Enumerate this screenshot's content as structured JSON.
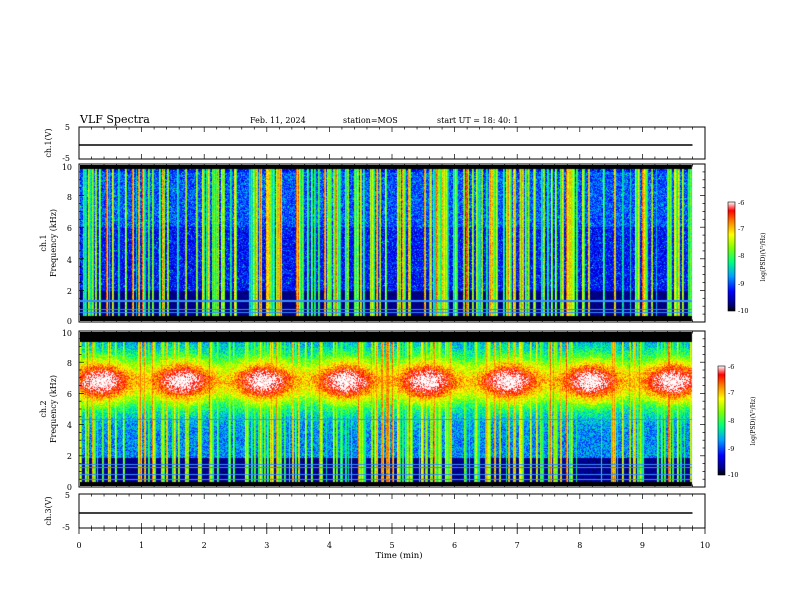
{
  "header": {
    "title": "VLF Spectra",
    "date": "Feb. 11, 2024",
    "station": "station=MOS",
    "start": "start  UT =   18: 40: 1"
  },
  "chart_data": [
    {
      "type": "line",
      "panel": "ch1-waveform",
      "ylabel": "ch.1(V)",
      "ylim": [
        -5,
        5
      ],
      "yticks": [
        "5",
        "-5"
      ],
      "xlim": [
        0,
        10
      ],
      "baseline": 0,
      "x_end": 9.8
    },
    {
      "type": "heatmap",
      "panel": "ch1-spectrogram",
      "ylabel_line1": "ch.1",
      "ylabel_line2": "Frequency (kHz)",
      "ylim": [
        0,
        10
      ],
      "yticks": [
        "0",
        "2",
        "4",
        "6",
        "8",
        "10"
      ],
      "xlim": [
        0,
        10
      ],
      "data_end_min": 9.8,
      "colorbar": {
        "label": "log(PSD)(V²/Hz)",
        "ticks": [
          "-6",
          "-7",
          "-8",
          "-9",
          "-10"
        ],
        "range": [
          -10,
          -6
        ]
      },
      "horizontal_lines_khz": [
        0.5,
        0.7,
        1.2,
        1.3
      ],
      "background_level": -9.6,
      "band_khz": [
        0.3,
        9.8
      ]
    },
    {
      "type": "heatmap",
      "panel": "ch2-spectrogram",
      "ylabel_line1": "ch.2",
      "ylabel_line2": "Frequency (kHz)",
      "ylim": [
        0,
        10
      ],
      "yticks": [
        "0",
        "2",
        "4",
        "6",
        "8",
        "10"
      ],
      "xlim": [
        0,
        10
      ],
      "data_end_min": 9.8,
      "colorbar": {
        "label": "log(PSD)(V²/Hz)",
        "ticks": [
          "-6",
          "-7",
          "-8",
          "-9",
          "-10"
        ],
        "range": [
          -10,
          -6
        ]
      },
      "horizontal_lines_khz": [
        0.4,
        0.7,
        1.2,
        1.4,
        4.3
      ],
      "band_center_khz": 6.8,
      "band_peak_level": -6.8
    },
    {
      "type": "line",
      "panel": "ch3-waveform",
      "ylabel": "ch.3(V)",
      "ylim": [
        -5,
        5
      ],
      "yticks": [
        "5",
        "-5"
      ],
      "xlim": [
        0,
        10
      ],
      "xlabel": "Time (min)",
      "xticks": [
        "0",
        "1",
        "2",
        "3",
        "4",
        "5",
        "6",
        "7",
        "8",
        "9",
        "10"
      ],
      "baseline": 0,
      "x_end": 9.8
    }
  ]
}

______

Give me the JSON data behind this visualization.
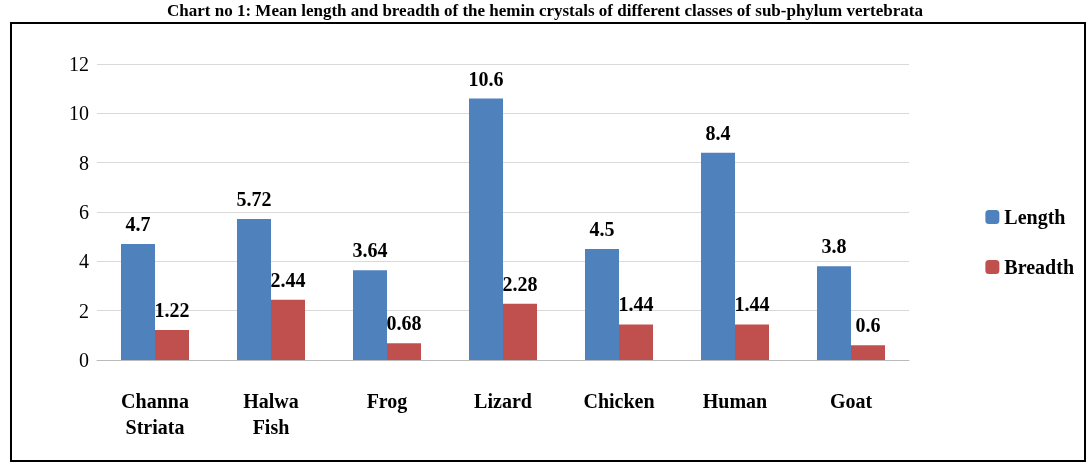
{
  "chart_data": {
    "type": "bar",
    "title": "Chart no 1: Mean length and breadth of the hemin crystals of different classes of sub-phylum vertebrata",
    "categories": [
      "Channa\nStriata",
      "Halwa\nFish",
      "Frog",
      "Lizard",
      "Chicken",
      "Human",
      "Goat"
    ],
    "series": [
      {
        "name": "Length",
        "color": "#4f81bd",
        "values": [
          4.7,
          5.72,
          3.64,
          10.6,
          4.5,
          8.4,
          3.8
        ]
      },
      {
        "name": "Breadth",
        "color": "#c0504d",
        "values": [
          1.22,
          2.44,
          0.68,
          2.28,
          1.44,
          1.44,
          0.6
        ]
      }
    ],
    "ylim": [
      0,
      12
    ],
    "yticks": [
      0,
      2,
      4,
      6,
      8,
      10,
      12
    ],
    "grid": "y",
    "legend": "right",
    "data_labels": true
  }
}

______

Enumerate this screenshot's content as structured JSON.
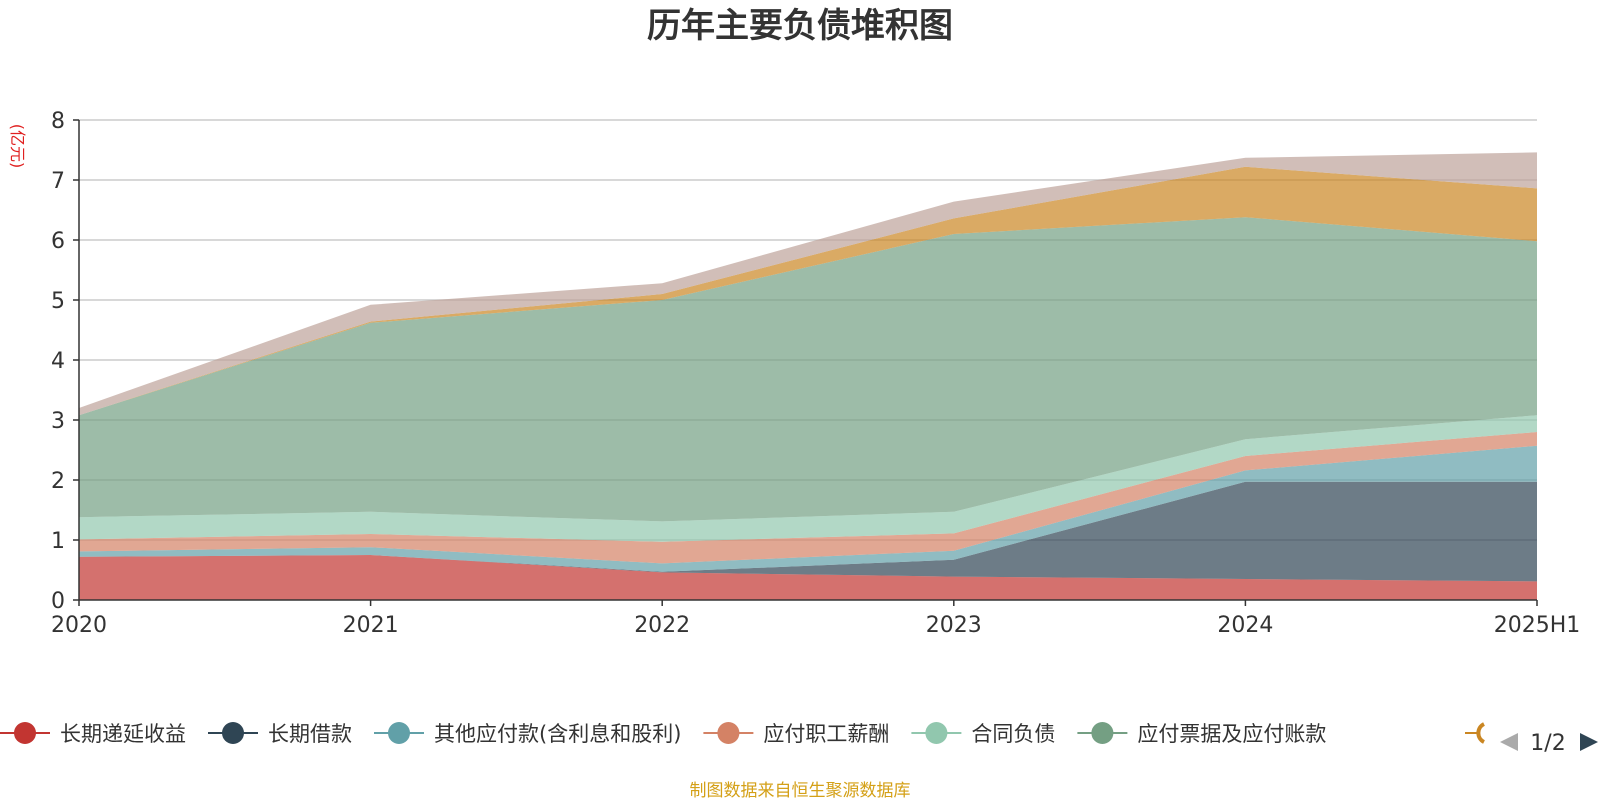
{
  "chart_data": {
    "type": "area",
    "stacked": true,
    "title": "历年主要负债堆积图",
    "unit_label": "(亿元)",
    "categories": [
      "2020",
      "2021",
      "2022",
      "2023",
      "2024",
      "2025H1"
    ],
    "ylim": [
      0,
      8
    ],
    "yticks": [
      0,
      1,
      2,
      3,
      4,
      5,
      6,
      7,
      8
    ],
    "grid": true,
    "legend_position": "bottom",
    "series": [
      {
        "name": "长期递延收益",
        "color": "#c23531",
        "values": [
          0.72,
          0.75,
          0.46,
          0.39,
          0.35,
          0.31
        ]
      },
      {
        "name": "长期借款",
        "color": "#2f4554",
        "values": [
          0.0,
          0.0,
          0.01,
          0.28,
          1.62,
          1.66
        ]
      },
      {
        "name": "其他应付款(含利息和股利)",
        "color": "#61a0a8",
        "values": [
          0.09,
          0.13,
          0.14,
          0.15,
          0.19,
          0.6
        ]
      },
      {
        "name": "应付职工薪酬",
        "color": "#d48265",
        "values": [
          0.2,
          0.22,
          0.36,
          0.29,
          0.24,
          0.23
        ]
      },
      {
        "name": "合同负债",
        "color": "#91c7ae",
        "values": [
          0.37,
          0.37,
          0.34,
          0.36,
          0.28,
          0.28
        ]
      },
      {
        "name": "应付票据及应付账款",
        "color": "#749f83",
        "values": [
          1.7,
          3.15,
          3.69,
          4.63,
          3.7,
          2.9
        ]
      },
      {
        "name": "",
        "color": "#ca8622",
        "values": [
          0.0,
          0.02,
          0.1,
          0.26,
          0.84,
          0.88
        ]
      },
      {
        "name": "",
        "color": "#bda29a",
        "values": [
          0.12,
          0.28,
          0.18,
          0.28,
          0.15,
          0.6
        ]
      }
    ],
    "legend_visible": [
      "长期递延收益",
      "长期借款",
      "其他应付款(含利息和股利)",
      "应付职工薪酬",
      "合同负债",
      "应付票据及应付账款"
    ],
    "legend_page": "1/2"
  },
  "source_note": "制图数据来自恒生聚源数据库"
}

______

TASK PROMPT - Find the word "name" in the records and pull out each line that has it.

ANSWER TO THIS PROBLEM -
        "name": "Length",
        "name": "Breadth",
        "name": "长期递延收益",
        "name": "长期借款",
        "name": "其他应付款(含利息和股利)",
        "name": "应付职工薪酬",
        "name": "合同负债",
        "name": "应付票据及应付账款",
        "name": "",
        "name": "",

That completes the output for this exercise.